### Objective
Each entry that follows is to be retyped exactly. Pictures do not belong in the copy.

### Dataset extract
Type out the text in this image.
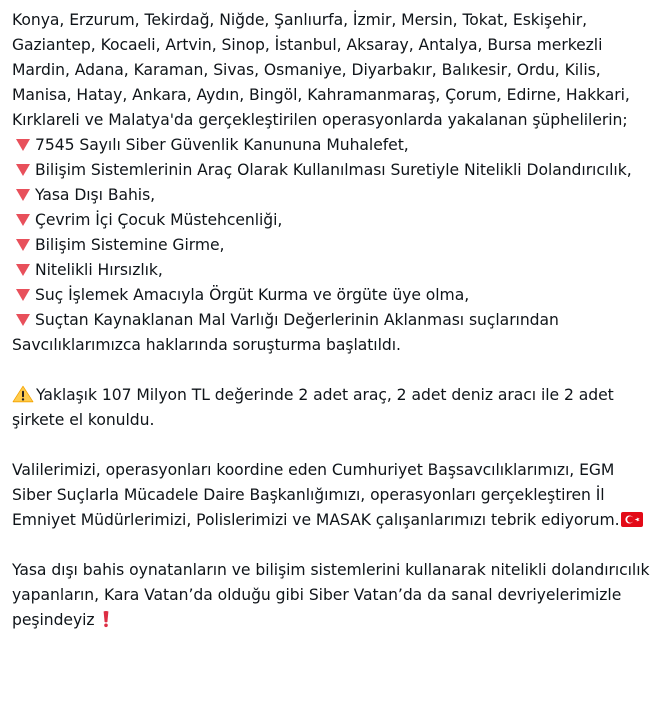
Konya, Erzurum, Tekirdağ, Niğde, Şanlıurfa, İzmir, Mersin, Tokat, Eskişehir, Gaziantep, Kocaeli, Artvin, Sinop, İstanbul, Aksaray, Antalya, Bursa merkezli Mardin, Adana, Karaman, Sivas, Osmaniye, Diyarbakır, Balıkesir, Ordu, Kilis, Manisa, Hatay, Ankara, Aydın, Bingöl, Kahramanmaraş, Çorum, Edirne, Hakkari, Kırklareli ve Malatya'da gerçekleştirilen operasyonlarda yakalanan şüphelilerin;

7545 Sayılı Siber Güvenlik Kanununa Muhalefet,
Bilişim Sistemlerinin Araç Olarak Kullanılması Suretiyle Nitelikli Dolandırıcılık,
Yasa Dışı Bahis,
Çevrim İçi Çocuk Müstehcenliği,
Bilişim Sistemine Girme,
Nitelikli Hırsızlık,
Suç İşlemek Amacıyla Örgüt Kurma ve örgüte üye olma,
Suçtan Kaynaklanan Mal Varlığı Değerlerinin Aklanması suçlarından
Savcılıklarımızca haklarında soruşturma başlatıldı.

Yaklaşık 107 Milyon TL değerinde 2 adet araç, 2 adet deniz aracı ile 2 adet şirkete el konuldu.

Valilerimizi, operasyonları koordine eden Cumhuriyet Başsavcılıklarımızı, EGM Siber Suçlarla Mücadele Daire Başkanlığımızı, operasyonları gerçekleştiren İl Emniyet Müdürlerimizi, Polislerimizi ve MASAK çalışanlarımızı tebrik ediyorum.

Yasa dışı bahis oynatanların ve bilişim sistemlerini kullanarak nitelikli dolandırıcılık yapanların, Kara Vatan’da olduğu gibi Siber Vatan’da da sanal devriyelerimizle peşindeyiz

### Task answer
Type out the text in this image.
Konya, Erzurum, Tekirdağ, Niğde, Şanlıurfa, İzmir, Mersin, Tokat, Eskişehir, Gaziantep, Kocaeli, Artvin, Sinop, İstanbul, Aksaray, Antalya, Bursa merkezli Mardin, Adana, Karaman, Sivas, Osmaniye, Diyarbakır, Balıkesir, Ordu, Kilis, Manisa, Hatay, Ankara, Aydın, Bingöl, Kahramanmaraş, Çorum, Edirne, Hakkari, Kırklareli ve Malatya'da gerçekleştirilen operasyonlarda yakalanan şüphelilerin;

7545 Sayılı Siber Güvenlik Kanununa Muhalefet,
Bilişim Sistemlerinin Araç Olarak Kullanılması Suretiyle Nitelikli Dolandırıcılık,
Yasa Dışı Bahis,
Çevrim İçi Çocuk Müstehcenliği,
Bilişim Sistemine Girme,
Nitelikli Hırsızlık,
Suç İşlemek Amacıyla Örgüt Kurma ve örgüte üye olma,
Suçtan Kaynaklanan Mal Varlığı Değerlerinin Aklanması suçlarından
Savcılıklarımızca haklarında soruşturma başlatıldı.

Yaklaşık 107 Milyon TL değerinde 2 adet araç, 2 adet deniz aracı ile 2 adet şirkete el konuldu.

Valilerimizi, operasyonları koordine eden Cumhuriyet Başsavcılıklarımızı, EGM Siber Suçlarla Mücadele Daire Başkanlığımızı, operasyonları gerçekleştiren İl Emniyet Müdürlerimizi, Polislerimizi ve MASAK çalışanlarımızı tebrik ediyorum.

Yasa dışı bahis oynatanların ve bilişim sistemlerini kullanarak nitelikli dolandırıcılık yapanların, Kara Vatan’da olduğu gibi Siber Vatan’da da sanal devriyelerimizle peşindeyiz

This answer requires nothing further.